----- Records shown -----

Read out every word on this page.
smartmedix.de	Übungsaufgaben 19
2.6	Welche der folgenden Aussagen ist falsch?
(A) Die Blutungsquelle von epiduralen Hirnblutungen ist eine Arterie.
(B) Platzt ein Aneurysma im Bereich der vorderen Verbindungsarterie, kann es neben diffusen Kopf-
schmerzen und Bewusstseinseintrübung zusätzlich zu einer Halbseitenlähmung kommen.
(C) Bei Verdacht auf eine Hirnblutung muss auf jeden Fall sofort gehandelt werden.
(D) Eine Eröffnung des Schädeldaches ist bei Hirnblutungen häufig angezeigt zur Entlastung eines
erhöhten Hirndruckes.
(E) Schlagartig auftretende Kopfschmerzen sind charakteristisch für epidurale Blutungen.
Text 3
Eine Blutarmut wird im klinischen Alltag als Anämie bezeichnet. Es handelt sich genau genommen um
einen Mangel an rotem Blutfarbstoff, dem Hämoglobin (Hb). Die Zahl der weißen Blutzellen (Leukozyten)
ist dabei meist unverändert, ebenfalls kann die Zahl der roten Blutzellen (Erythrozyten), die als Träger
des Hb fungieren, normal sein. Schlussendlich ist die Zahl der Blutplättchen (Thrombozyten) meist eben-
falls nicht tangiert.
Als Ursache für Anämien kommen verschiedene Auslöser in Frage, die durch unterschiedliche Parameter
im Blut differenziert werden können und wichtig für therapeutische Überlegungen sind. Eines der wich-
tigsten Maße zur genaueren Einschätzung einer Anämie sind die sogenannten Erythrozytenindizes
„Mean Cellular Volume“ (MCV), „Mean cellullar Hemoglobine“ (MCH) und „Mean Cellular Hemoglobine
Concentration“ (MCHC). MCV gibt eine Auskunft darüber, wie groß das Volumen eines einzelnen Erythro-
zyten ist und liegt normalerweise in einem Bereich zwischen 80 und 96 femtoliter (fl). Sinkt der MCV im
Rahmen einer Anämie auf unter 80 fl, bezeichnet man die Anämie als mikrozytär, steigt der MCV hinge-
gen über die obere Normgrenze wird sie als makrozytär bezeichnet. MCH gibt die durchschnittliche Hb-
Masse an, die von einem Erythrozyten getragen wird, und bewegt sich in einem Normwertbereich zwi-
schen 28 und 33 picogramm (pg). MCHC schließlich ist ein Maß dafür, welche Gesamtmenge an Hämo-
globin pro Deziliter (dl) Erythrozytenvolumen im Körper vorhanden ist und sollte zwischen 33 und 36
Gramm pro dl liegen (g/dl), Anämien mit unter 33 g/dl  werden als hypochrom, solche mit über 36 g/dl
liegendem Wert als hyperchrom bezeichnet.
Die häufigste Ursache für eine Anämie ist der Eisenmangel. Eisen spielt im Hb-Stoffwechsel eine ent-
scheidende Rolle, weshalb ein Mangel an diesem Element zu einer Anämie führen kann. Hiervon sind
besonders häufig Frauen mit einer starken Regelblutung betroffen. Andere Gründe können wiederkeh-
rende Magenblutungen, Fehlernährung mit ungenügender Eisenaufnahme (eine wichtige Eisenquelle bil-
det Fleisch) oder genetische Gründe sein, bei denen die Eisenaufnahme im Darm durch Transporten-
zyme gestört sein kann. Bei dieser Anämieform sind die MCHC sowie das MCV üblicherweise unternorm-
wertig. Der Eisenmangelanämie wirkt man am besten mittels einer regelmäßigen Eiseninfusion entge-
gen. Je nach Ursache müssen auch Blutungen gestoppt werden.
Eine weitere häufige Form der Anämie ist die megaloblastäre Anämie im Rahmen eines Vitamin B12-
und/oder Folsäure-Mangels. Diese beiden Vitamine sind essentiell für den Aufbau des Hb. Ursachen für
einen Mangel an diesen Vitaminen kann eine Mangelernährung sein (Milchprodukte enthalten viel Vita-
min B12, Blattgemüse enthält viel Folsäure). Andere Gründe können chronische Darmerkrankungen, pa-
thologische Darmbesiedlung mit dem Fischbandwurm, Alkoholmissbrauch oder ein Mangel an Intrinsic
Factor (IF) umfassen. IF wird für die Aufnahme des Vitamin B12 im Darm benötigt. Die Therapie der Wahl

-----

Top to bottom, the records above must be output exactly.

Response to the task =
Read out every word on this page.
smartmedix.de	Übungsaufgaben 19
2.6	Welche der folgenden Aussagen ist falsch?
(A) Die Blutungsquelle von epiduralen Hirnblutungen ist eine Arterie.
(B) Platzt ein Aneurysma im Bereich der vorderen Verbindungsarterie, kann es neben diffusen Kopf-
schmerzen und Bewusstseinseintrübung zusätzlich zu einer Halbseitenlähmung kommen.
(C) Bei Verdacht auf eine Hirnblutung muss auf jeden Fall sofort gehandelt werden.
(D) Eine Eröffnung des Schädeldaches ist bei Hirnblutungen häufig angezeigt zur Entlastung eines
erhöhten Hirndruckes.
(E) Schlagartig auftretende Kopfschmerzen sind charakteristisch für epidurale Blutungen.
Text 3
Eine Blutarmut wird im klinischen Alltag als Anämie bezeichnet. Es handelt sich genau genommen um
einen Mangel an rotem Blutfarbstoff, dem Hämoglobin (Hb). Die Zahl der weißen Blutzellen (Leukozyten)
ist dabei meist unverändert, ebenfalls kann die Zahl der roten Blutzellen (Erythrozyten), die als Träger
des Hb fungieren, normal sein. Schlussendlich ist die Zahl der Blutplättchen (Thrombozyten) meist eben-
falls nicht tangiert.
Als Ursache für Anämien kommen verschiedene Auslöser in Frage, die durch unterschiedliche Parameter
im Blut differenziert werden können und wichtig für therapeutische Überlegungen sind. Eines der wich-
tigsten Maße zur genaueren Einschätzung einer Anämie sind die sogenannten Erythrozytenindizes
„Mean Cellular Volume“ (MCV), „Mean cellullar Hemoglobine“ (MCH) und „Mean Cellular Hemoglobine
Concentration“ (MCHC). MCV gibt eine Auskunft darüber, wie groß das Volumen eines einzelnen Erythro-
zyten ist und liegt normalerweise in einem Bereich zwischen 80 und 96 femtoliter (fl). Sinkt der MCV im
Rahmen einer Anämie auf unter 80 fl, bezeichnet man die Anämie als mikrozytär, steigt der MCV hinge-
gen über die obere Normgrenze wird sie als makrozytär bezeichnet. MCH gibt die durchschnittliche Hb-
Masse an, die von einem Erythrozyten getragen wird, und bewegt sich in einem Normwertbereich zwi-
schen 28 und 33 picogramm (pg). MCHC schließlich ist ein Maß dafür, welche Gesamtmenge an Hämo-
globin pro Deziliter (dl) Erythrozytenvolumen im Körper vorhanden ist und sollte zwischen 33 und 36
Gramm pro dl liegen (g/dl), Anämien mit unter 33 g/dl  werden als hypochrom, solche mit über 36 g/dl
liegendem Wert als hyperchrom bezeichnet.
Die häufigste Ursache für eine Anämie ist der Eisenmangel. Eisen spielt im Hb-Stoffwechsel eine ent-
scheidende Rolle, weshalb ein Mangel an diesem Element zu einer Anämie führen kann. Hiervon sind
besonders häufig Frauen mit einer starken Regelblutung betroffen. Andere Gründe können wiederkeh-
rende Magenblutungen, Fehlernährung mit ungenügender Eisenaufnahme (eine wichtige Eisenquelle bil-
det Fleisch) oder genetische Gründe sein, bei denen die Eisenaufnahme im Darm durch Transporten-
zyme gestört sein kann. Bei dieser Anämieform sind die MCHC sowie das MCV üblicherweise unternorm-
wertig. Der Eisenmangelanämie wirkt man am besten mittels einer regelmäßigen Eiseninfusion entge-
gen. Je nach Ursache müssen auch Blutungen gestoppt werden.
Eine weitere häufige Form der Anämie ist die megaloblastäre Anämie im Rahmen eines Vitamin B12-
und/oder Folsäure-Mangels. Diese beiden Vitamine sind essentiell für den Aufbau des Hb. Ursachen für
einen Mangel an diesen Vitaminen kann eine Mangelernährung sein (Milchprodukte enthalten viel Vita-
min B12, Blattgemüse enthält viel Folsäure). Andere Gründe können chronische Darmerkrankungen, pa-
thologische Darmbesiedlung mit dem Fischbandwurm, Alkoholmissbrauch oder ein Mangel an Intrinsic
Factor (IF) umfassen. IF wird für die Aufnahme des Vitamin B12 im Darm benötigt. Die Therapie der Wahl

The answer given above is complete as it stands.